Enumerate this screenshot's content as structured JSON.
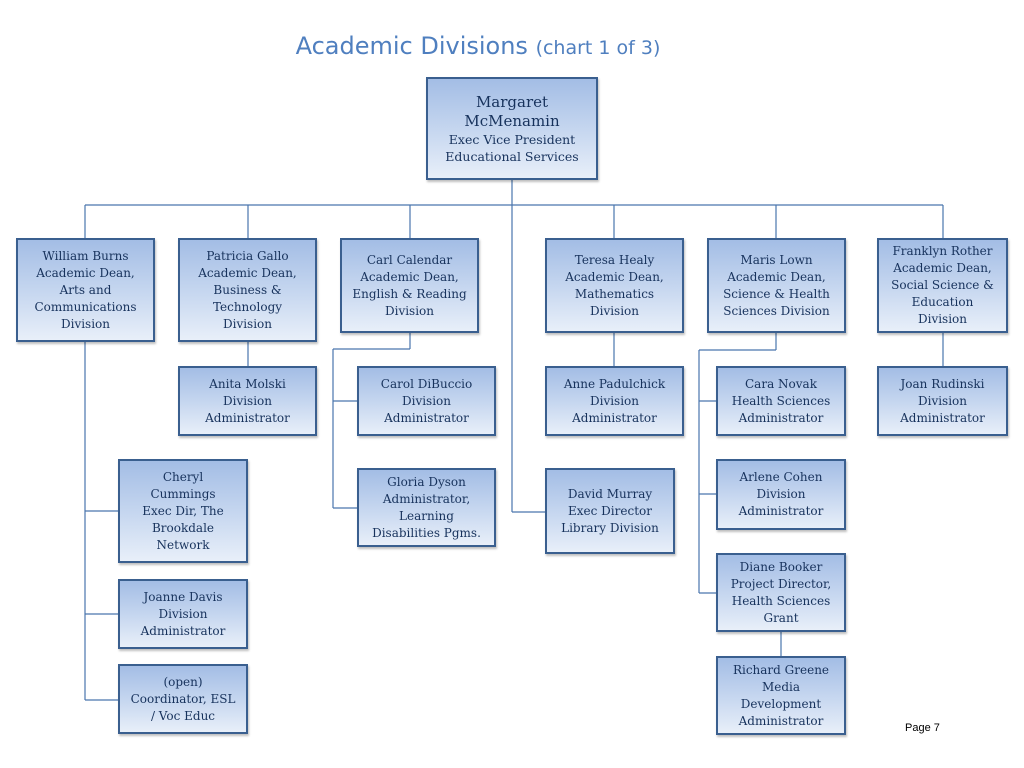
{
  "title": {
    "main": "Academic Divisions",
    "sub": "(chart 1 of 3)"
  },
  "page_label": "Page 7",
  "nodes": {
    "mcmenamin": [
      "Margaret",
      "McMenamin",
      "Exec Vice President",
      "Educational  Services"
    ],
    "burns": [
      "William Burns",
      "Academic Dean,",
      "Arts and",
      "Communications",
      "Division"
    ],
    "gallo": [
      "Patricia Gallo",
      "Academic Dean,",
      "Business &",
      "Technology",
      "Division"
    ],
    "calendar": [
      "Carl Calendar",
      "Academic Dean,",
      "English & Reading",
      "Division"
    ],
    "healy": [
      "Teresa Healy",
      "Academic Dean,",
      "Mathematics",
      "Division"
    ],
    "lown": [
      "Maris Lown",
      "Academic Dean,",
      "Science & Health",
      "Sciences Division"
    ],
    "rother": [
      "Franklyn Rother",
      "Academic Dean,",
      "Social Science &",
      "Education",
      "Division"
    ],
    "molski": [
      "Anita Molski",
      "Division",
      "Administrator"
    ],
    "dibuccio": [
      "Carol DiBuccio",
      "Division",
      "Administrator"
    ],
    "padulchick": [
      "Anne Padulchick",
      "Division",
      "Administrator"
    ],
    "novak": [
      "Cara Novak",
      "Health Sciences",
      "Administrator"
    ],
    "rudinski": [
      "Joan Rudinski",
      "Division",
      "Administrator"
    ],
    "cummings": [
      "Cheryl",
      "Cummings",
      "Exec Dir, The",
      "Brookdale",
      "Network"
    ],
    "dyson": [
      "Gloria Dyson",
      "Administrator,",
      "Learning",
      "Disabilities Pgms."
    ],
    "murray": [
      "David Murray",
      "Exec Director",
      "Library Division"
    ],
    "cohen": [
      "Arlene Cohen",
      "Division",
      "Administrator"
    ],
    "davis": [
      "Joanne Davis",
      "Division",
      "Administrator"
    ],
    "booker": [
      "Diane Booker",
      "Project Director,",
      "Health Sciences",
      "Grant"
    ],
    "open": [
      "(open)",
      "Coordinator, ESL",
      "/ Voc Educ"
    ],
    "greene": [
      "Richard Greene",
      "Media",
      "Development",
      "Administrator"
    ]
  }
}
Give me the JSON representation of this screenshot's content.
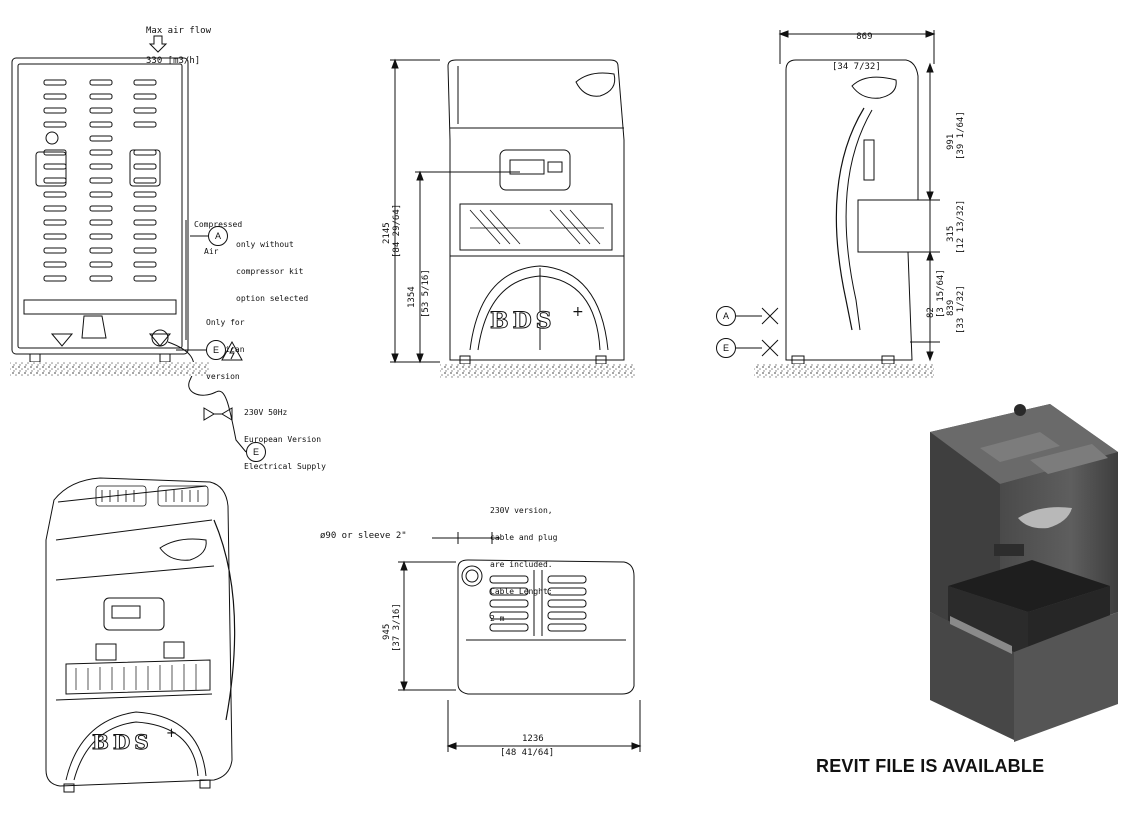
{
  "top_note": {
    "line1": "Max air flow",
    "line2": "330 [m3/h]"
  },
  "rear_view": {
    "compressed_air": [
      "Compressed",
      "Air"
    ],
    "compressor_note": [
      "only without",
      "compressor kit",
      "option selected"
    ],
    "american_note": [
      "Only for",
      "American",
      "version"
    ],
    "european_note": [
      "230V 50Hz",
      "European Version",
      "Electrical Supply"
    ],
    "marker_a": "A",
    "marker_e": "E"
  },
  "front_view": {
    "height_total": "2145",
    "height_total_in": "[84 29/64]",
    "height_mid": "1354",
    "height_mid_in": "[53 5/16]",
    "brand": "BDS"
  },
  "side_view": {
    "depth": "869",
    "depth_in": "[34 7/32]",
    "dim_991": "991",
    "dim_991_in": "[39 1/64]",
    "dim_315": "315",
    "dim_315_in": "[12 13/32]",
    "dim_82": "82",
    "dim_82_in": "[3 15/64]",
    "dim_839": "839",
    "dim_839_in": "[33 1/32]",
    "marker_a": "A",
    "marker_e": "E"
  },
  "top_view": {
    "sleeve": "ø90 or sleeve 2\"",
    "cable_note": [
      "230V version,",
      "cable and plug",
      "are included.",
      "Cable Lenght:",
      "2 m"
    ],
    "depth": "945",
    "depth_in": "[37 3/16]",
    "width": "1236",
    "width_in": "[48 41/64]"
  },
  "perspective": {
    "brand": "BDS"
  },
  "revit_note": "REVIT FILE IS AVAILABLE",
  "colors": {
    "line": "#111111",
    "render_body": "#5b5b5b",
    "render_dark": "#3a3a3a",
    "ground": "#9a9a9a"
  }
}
******************************
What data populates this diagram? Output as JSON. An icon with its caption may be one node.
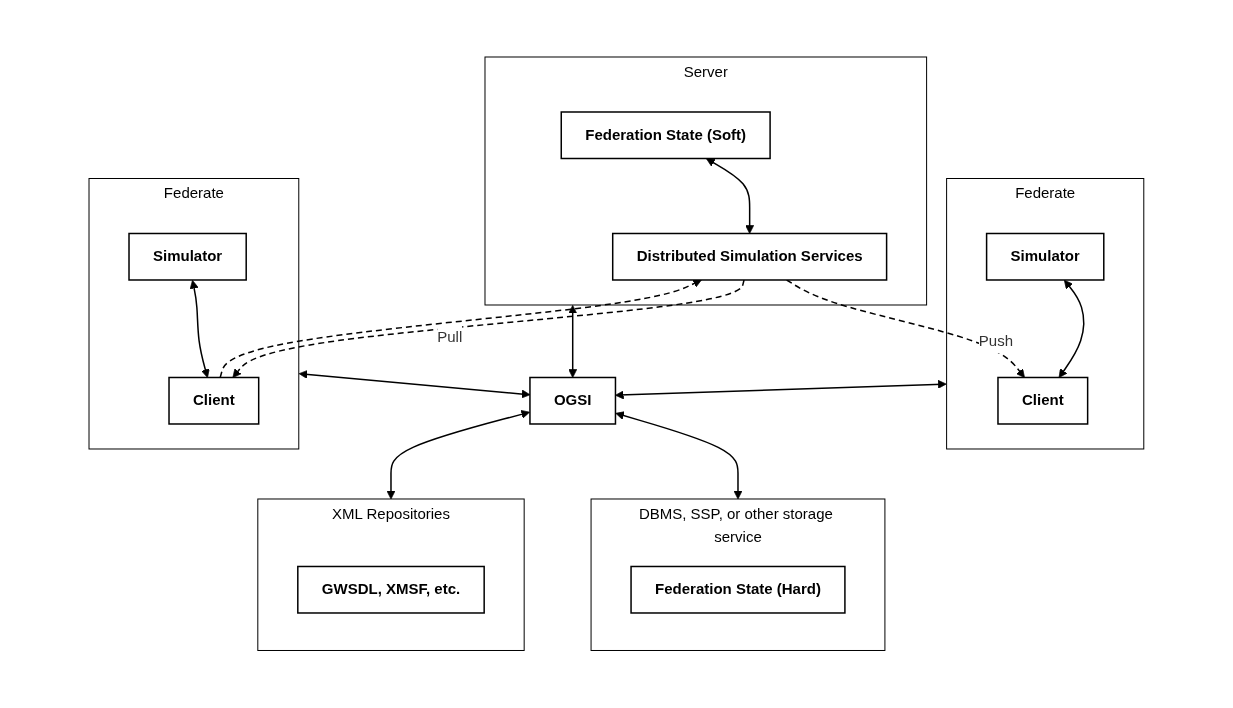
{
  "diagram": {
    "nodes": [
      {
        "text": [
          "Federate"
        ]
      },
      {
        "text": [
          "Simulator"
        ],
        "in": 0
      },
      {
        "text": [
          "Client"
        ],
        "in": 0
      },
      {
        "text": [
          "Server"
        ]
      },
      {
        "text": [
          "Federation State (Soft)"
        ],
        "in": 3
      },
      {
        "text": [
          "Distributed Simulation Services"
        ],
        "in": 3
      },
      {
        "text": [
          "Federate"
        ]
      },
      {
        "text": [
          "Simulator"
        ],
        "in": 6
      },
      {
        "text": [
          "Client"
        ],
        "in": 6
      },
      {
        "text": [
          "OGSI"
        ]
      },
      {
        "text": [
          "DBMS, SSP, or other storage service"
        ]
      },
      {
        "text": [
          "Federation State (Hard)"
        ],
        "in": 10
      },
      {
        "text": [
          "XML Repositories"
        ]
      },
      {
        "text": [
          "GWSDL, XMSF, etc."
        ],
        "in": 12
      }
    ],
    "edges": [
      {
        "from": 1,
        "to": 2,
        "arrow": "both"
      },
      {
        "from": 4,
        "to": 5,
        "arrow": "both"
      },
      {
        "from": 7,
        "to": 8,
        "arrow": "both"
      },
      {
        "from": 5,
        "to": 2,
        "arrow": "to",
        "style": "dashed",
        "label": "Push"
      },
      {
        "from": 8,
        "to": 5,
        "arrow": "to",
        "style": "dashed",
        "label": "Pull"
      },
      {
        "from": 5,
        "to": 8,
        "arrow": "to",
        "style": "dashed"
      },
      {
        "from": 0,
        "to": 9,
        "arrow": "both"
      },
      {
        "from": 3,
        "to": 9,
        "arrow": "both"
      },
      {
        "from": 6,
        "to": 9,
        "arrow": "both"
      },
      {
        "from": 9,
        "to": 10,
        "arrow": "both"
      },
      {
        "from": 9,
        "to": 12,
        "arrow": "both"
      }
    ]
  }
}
******************************
### Requirements
Of the lines in the listing above, how many hold the string "Exec"? Reply with the number only.

### Task answer
3